Data excerpts:
= = = =
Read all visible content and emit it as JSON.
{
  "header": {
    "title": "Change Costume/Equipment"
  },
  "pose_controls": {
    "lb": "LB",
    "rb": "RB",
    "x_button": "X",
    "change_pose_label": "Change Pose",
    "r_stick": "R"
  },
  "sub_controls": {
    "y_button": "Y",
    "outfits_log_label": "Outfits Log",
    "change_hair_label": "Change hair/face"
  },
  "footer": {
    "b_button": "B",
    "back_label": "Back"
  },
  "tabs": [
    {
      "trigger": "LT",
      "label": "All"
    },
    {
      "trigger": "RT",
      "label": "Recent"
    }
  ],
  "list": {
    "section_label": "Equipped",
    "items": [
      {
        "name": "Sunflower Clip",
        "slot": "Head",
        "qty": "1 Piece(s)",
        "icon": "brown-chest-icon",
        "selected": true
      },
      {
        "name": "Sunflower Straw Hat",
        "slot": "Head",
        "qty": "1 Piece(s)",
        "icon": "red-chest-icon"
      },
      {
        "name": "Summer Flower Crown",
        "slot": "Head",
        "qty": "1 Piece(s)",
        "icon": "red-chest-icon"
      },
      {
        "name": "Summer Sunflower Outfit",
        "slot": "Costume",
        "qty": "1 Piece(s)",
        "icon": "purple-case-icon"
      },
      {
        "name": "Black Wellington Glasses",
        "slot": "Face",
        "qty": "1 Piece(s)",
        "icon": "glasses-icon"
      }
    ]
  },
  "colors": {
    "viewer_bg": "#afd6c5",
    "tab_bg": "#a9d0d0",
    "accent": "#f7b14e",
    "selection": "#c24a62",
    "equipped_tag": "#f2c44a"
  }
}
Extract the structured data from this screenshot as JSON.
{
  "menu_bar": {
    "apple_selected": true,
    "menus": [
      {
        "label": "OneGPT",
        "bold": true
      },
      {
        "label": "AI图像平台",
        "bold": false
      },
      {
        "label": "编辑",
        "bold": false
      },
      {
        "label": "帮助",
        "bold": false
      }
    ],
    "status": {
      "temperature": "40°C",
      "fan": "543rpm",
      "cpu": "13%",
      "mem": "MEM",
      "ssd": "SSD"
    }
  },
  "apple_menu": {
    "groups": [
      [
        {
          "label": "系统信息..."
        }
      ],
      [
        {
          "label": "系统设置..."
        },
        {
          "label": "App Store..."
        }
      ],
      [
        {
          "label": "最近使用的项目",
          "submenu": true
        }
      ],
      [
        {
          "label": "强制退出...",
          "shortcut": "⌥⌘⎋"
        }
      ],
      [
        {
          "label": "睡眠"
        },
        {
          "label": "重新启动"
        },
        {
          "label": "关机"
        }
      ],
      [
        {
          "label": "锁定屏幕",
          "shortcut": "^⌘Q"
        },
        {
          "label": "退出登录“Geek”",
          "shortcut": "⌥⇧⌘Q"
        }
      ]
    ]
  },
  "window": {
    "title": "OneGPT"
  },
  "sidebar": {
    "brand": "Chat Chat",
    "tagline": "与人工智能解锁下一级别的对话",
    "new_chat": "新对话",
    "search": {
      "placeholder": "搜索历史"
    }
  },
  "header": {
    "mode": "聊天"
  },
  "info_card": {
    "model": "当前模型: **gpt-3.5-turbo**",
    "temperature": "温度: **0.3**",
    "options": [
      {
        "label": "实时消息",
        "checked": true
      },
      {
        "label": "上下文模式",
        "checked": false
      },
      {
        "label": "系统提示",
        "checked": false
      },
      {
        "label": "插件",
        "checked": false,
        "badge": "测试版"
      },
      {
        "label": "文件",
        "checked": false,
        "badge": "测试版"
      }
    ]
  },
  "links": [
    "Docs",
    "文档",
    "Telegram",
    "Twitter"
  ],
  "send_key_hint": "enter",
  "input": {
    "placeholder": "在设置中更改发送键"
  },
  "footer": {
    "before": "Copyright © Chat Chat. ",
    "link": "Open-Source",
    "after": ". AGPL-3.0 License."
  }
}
= = = =
What is being asked: Gather from the entries above all lines that include the string "title".

The reply:
    "title": "Change Costume/Equipment"
    "title": "OneGPT"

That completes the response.